• _WORK INSTRUCTIONS_:
Reproduce the lines from the line with "390, 647, 478]" to the line with "Where are 9", both included, with nothing altered.

• _INPUT MATERIAL_:
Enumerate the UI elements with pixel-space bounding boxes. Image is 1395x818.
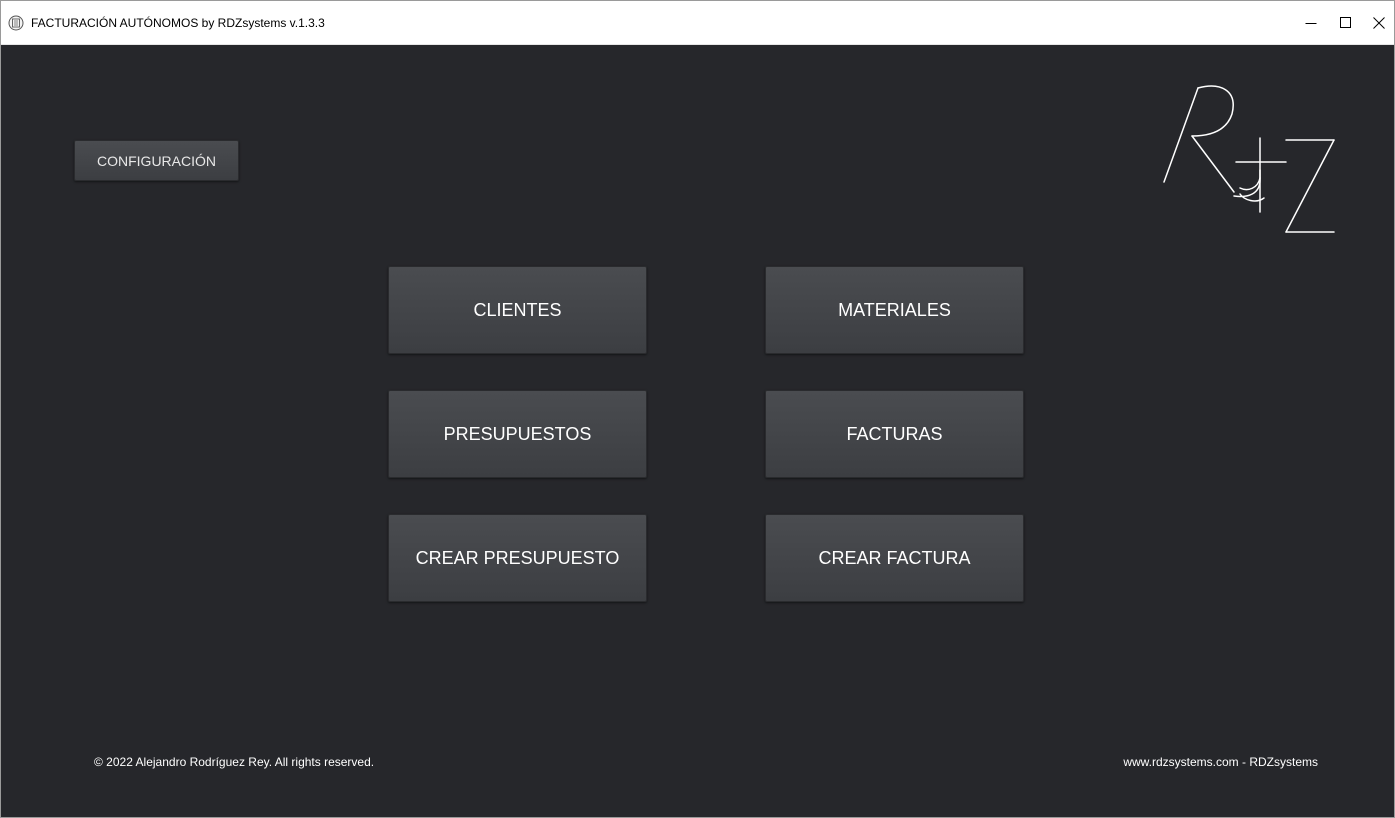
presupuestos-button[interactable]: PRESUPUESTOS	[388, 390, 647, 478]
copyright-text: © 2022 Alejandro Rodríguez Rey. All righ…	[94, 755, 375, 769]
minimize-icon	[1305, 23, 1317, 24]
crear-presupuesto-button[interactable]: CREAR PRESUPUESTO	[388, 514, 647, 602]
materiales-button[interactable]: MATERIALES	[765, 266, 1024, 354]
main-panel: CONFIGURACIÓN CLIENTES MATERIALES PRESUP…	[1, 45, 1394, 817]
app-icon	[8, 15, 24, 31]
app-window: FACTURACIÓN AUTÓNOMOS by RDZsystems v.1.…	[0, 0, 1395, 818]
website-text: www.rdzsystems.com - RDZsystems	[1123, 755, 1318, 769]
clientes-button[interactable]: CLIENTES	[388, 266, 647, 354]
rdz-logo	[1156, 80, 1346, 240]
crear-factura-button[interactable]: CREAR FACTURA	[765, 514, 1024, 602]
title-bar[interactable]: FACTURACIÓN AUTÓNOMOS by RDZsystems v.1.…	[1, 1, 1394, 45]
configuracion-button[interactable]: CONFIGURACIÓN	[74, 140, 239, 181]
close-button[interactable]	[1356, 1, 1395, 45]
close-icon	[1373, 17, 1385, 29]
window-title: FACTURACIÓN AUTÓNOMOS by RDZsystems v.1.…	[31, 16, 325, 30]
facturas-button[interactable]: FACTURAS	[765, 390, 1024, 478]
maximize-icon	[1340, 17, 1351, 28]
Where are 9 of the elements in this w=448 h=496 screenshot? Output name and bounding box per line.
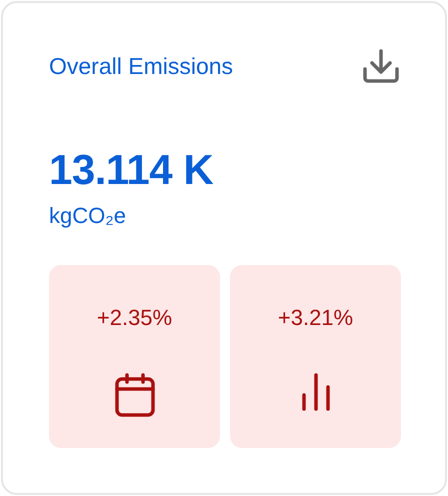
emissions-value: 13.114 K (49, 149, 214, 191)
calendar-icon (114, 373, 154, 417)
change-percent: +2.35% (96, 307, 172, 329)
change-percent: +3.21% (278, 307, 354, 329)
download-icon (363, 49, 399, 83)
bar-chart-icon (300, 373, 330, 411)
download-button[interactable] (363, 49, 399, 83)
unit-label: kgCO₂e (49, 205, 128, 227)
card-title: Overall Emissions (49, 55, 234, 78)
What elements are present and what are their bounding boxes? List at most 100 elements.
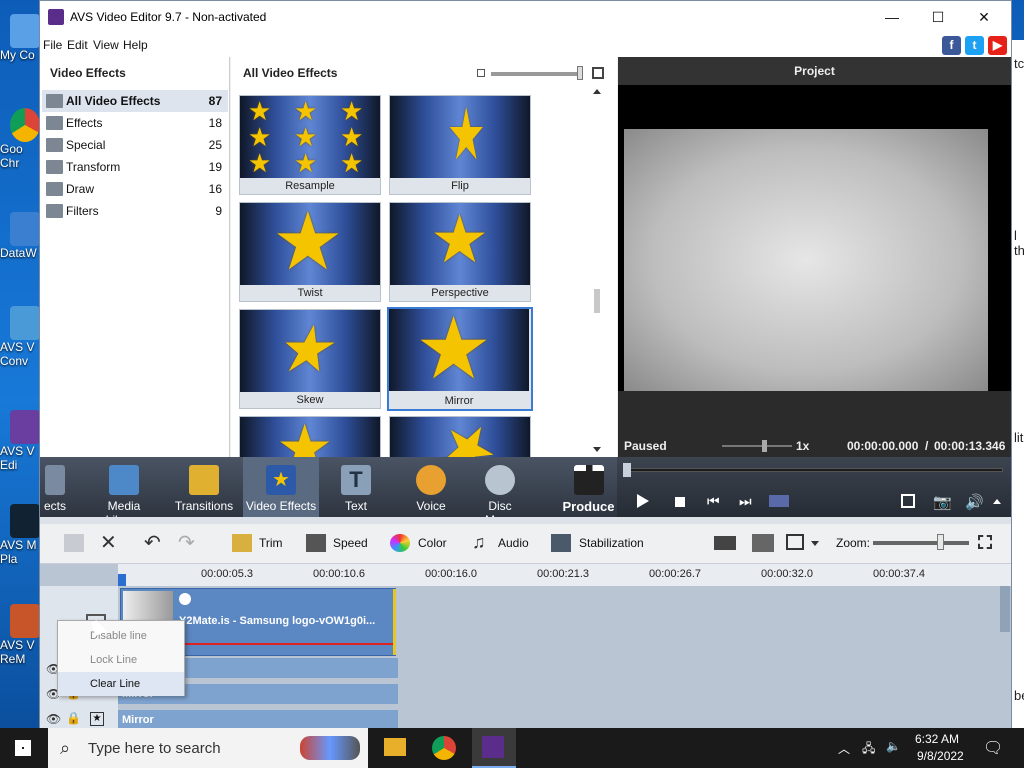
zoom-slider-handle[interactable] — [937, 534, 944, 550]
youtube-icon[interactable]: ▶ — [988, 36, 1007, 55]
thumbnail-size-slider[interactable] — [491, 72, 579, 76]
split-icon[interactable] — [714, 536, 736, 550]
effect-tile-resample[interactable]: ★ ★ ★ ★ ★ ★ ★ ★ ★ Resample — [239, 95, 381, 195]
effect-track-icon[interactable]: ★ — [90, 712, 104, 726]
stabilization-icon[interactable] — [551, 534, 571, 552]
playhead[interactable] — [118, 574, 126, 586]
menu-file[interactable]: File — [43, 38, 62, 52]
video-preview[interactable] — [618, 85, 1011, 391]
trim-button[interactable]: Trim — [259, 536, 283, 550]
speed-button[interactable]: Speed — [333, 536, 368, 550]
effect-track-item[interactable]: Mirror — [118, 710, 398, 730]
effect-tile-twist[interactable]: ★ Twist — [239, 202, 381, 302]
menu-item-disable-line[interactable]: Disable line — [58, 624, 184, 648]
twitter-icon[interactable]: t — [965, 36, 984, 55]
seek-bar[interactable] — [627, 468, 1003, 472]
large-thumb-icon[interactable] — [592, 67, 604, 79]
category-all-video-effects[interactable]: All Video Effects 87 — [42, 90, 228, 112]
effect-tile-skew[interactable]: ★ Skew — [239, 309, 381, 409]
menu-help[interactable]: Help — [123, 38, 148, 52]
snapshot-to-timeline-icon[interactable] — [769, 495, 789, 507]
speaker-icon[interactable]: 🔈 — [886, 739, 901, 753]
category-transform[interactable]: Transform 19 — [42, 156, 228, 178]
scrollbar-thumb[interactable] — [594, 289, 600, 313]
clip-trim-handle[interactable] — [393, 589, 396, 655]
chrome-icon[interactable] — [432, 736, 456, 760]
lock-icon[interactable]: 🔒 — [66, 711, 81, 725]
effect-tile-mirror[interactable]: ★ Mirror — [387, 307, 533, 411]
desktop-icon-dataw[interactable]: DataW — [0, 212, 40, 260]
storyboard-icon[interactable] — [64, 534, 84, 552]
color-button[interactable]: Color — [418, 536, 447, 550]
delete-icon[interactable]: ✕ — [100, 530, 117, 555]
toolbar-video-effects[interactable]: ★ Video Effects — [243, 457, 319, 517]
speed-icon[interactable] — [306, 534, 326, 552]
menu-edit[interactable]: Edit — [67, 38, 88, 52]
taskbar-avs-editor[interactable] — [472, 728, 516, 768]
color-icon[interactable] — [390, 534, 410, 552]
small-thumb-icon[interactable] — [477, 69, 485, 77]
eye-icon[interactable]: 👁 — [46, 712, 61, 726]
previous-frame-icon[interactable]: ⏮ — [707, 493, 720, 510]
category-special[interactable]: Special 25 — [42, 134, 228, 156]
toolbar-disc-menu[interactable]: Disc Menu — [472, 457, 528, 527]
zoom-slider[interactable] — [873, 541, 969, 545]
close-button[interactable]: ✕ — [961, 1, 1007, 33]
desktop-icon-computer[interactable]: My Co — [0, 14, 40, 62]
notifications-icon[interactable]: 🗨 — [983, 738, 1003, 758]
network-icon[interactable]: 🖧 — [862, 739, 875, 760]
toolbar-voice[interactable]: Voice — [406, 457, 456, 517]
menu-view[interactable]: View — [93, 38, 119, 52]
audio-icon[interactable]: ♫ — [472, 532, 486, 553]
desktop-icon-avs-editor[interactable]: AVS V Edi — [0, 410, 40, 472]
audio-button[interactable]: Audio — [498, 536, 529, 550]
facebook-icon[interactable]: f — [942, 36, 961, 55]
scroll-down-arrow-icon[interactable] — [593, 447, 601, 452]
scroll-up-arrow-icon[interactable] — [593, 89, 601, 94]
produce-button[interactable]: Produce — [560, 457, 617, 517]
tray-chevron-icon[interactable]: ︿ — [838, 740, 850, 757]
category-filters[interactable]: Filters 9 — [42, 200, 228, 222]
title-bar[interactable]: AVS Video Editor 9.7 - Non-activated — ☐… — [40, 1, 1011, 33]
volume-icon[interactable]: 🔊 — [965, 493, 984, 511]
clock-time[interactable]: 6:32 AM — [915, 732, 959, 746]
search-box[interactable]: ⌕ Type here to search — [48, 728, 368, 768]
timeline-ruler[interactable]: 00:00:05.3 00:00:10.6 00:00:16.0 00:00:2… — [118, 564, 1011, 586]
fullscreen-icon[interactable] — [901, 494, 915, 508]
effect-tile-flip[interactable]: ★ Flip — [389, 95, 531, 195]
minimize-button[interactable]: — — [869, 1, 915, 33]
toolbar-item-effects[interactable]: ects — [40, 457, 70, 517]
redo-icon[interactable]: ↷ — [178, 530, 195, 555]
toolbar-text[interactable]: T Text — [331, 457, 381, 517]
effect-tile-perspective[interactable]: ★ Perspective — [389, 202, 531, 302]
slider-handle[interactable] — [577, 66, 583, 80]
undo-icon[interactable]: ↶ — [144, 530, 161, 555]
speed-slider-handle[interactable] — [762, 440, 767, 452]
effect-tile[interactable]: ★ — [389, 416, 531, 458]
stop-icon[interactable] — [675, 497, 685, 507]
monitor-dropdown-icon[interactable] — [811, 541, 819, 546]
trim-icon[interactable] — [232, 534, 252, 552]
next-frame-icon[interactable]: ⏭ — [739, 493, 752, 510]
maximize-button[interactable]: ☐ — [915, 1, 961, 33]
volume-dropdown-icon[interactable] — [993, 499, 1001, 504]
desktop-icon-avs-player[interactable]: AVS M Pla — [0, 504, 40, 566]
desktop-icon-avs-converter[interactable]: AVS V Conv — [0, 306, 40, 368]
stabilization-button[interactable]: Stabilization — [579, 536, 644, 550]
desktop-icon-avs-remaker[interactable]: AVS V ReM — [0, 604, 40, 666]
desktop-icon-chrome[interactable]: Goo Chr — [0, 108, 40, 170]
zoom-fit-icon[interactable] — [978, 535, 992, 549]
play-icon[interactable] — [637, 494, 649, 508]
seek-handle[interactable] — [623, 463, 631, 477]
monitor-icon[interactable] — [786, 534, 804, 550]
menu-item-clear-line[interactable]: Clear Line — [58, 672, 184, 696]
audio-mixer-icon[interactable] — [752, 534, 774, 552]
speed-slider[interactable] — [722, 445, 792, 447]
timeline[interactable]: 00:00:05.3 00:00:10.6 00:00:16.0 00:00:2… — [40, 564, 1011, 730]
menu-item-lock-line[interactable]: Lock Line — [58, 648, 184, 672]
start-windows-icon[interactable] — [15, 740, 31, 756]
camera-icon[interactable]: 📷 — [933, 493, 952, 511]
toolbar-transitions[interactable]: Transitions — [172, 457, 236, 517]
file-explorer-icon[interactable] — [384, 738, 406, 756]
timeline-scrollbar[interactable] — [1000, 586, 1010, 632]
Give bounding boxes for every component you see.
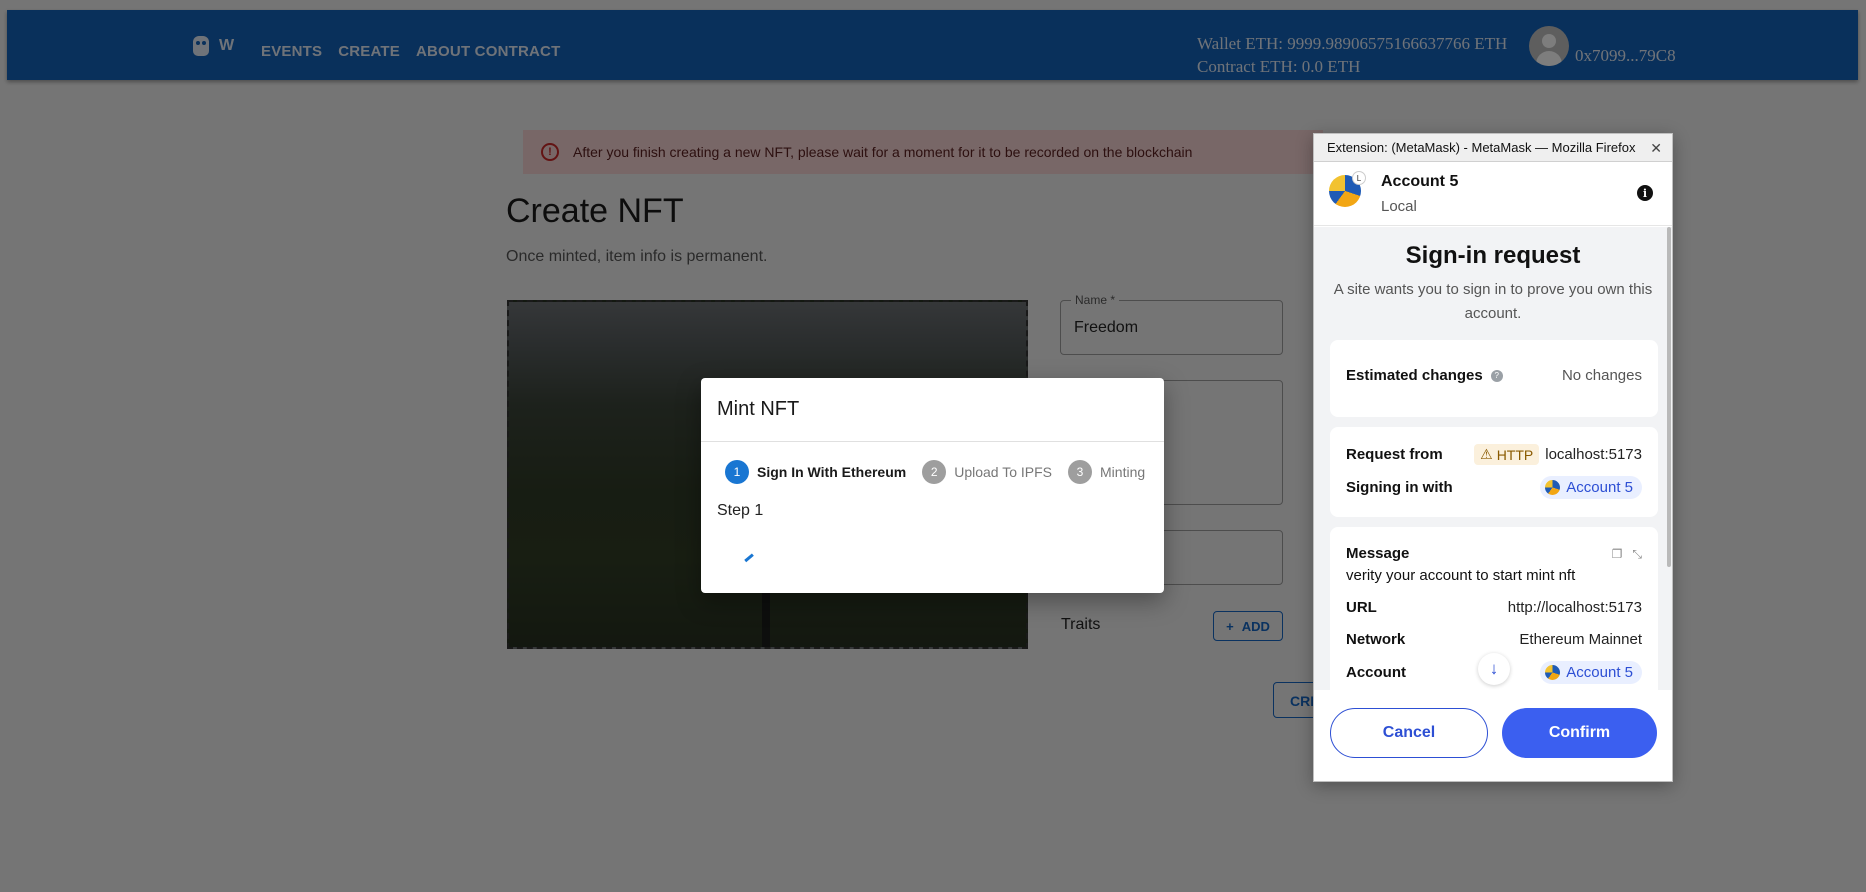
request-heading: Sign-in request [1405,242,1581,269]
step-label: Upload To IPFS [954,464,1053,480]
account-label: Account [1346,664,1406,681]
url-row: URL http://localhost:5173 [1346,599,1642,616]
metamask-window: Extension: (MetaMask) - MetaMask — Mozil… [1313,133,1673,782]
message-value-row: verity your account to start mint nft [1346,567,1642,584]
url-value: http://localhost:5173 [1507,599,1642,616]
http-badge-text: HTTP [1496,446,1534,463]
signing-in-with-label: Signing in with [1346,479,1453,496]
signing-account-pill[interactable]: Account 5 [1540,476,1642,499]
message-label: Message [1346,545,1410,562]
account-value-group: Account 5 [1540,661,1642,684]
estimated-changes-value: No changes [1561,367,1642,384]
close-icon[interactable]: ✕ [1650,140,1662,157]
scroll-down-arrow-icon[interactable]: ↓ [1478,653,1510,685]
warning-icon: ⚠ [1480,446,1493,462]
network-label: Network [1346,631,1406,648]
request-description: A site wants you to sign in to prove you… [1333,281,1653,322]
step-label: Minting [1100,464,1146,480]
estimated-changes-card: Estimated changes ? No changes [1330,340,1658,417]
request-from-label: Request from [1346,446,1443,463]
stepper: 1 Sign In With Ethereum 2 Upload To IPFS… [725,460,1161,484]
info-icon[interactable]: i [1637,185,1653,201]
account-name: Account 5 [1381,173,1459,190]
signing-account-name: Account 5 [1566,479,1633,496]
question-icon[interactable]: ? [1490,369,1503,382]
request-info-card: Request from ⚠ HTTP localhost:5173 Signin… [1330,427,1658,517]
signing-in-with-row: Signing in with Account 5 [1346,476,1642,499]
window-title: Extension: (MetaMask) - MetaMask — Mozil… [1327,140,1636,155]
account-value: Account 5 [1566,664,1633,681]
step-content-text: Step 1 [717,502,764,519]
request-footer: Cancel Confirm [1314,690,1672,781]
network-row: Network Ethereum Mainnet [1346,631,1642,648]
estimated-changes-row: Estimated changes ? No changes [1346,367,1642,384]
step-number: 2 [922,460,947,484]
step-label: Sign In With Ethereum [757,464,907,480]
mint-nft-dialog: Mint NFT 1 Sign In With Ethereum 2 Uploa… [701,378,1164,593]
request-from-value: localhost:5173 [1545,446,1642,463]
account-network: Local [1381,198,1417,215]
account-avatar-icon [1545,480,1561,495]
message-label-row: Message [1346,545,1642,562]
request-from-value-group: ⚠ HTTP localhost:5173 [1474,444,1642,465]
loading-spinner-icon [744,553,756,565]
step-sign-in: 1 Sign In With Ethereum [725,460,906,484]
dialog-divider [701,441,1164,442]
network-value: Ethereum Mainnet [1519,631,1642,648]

• _THE REPLY_:
presupuestos-button[interactable]: PRESUPUESTOS	[388, 390, 647, 478]
copyright-text: © 2022 Alejandro Rodríguez Rey. All righ…	[94, 755, 375, 769]
minimize-icon	[1305, 23, 1317, 24]
crear-presupuesto-button[interactable]: CREAR PRESUPUESTO	[388, 514, 647, 602]
materiales-button[interactable]: MATERIALES	[765, 266, 1024, 354]
main-panel: CONFIGURACIÓN CLIENTES MATERIALES PRESUP…	[1, 45, 1394, 817]
app-icon	[8, 15, 24, 31]
app-window: FACTURACIÓN AUTÓNOMOS by RDZsystems v.1.…	[0, 0, 1395, 818]
website-text: www.rdzsystems.com - RDZsystems	[1123, 755, 1318, 769]
clientes-button[interactable]: CLIENTES	[388, 266, 647, 354]
rdz-logo	[1156, 80, 1346, 240]
crear-factura-button[interactable]: CREAR FACTURA	[765, 514, 1024, 602]
title-bar[interactable]: FACTURACIÓN AUTÓNOMOS by RDZsystems v.1.…	[1, 1, 1394, 45]
configuracion-button[interactable]: CONFIGURACIÓN	[74, 140, 239, 181]
close-button[interactable]	[1356, 1, 1395, 45]
close-icon	[1373, 17, 1385, 29]
window-title: FACTURACIÓN AUTÓNOMOS by RDZsystems v.1.…	[31, 16, 325, 30]
facturas-button[interactable]: FACTURAS	[765, 390, 1024, 478]
maximize-icon	[1340, 17, 1351, 28]
Where are 9 of the elements in this w=448 h=496 screenshot? Output name and bounding box per line.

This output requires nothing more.